> [Data supplied]
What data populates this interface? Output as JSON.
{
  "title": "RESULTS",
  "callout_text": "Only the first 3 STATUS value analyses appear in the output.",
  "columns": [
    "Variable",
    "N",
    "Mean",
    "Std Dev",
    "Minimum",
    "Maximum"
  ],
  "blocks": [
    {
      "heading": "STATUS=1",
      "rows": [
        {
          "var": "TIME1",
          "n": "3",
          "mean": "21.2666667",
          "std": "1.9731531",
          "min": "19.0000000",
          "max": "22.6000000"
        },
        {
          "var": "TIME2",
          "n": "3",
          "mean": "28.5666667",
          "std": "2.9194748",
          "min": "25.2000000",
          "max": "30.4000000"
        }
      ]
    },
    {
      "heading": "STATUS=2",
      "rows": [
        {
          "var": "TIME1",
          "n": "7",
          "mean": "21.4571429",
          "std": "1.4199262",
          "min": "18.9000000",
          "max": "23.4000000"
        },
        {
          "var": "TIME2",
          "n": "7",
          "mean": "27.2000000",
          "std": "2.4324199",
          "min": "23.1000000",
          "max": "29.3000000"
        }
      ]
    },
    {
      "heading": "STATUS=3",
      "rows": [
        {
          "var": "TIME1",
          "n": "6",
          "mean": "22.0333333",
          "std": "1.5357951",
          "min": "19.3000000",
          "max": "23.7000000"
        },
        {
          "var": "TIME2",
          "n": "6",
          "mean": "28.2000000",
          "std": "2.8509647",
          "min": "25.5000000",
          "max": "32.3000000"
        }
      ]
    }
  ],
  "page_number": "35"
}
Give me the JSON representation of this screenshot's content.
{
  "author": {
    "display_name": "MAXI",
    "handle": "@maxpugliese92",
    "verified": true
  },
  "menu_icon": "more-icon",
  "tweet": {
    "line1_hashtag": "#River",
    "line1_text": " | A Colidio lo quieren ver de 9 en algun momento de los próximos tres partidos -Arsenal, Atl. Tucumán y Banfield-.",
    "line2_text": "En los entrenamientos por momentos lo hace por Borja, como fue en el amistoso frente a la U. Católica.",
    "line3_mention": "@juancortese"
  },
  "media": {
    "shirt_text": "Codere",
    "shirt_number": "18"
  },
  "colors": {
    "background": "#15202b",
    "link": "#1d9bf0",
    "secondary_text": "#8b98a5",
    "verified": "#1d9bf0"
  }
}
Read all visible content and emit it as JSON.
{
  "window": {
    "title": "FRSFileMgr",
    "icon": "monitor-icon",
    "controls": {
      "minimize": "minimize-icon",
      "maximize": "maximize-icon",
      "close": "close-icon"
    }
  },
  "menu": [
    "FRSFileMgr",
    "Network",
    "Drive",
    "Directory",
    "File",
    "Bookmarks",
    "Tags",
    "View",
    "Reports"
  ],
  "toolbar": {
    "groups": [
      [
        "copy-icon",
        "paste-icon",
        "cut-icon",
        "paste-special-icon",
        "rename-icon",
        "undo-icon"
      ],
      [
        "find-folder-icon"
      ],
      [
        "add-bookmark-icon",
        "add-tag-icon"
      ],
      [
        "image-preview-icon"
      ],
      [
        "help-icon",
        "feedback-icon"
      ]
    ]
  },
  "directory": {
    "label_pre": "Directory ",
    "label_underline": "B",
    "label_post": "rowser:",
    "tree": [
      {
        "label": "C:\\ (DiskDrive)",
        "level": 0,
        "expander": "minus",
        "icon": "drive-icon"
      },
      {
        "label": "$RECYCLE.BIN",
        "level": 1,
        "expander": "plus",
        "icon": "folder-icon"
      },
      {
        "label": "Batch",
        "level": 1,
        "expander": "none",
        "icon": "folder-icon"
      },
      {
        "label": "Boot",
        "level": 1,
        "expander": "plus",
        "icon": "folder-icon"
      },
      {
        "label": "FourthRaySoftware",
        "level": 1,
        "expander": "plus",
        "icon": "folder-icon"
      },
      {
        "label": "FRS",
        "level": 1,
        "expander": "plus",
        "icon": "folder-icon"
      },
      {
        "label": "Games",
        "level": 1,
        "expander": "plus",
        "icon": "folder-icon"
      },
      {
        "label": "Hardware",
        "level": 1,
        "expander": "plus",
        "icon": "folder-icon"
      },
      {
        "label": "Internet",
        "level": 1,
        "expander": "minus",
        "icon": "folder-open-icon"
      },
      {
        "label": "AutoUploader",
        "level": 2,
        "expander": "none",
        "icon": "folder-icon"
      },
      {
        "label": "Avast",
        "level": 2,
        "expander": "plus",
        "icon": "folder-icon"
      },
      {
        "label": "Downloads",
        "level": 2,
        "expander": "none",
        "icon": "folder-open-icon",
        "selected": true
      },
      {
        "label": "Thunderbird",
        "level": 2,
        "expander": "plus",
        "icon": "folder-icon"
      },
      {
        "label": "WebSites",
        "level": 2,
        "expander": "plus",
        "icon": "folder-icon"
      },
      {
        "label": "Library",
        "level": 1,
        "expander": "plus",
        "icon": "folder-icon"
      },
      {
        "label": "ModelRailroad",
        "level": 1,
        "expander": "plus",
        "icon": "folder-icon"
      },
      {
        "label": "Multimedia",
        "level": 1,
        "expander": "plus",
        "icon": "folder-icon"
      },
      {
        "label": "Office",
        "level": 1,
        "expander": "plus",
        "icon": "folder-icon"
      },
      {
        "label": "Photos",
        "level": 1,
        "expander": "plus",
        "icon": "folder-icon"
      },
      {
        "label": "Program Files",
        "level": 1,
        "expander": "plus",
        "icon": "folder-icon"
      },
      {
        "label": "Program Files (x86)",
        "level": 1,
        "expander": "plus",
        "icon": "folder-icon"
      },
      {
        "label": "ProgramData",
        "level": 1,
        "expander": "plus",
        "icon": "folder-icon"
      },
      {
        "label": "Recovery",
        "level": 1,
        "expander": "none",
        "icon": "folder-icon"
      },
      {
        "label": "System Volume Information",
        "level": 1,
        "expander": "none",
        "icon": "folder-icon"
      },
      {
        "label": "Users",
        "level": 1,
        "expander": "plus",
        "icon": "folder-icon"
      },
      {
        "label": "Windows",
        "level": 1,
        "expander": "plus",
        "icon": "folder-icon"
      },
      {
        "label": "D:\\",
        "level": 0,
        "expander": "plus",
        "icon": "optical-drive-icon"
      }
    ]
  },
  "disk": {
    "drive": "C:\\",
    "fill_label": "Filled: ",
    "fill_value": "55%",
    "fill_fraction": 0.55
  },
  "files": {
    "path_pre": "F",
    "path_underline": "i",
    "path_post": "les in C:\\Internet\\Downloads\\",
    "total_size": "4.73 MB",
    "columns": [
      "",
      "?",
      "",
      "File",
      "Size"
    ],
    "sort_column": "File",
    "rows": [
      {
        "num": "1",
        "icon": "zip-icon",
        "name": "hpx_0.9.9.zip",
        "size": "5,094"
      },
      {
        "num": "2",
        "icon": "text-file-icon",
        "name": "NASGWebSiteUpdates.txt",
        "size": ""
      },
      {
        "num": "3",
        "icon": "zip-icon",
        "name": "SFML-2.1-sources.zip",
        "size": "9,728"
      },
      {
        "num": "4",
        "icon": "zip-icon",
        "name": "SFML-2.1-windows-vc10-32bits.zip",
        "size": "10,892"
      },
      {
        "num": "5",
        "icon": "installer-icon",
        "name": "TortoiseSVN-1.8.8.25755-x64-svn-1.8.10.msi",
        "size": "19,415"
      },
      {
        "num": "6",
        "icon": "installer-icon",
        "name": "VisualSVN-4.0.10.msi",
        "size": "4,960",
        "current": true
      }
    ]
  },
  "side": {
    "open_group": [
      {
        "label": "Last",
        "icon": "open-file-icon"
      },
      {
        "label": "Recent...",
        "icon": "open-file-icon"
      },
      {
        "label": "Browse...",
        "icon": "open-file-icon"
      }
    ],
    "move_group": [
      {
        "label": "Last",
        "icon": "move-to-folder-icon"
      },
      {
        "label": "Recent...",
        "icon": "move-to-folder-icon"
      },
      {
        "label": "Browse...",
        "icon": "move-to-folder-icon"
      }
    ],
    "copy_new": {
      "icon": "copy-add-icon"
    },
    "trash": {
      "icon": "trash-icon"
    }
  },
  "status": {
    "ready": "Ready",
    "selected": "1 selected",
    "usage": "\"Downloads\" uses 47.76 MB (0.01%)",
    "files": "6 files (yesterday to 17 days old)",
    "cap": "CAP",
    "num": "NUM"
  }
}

> [Exercise description]
Look through the data and show every line containing "JSON".

> [Task result]
What data populates this interface? Output as JSON.
Give me the JSON representation of this screenshot's content.
Read all visible content and emit it as JSON.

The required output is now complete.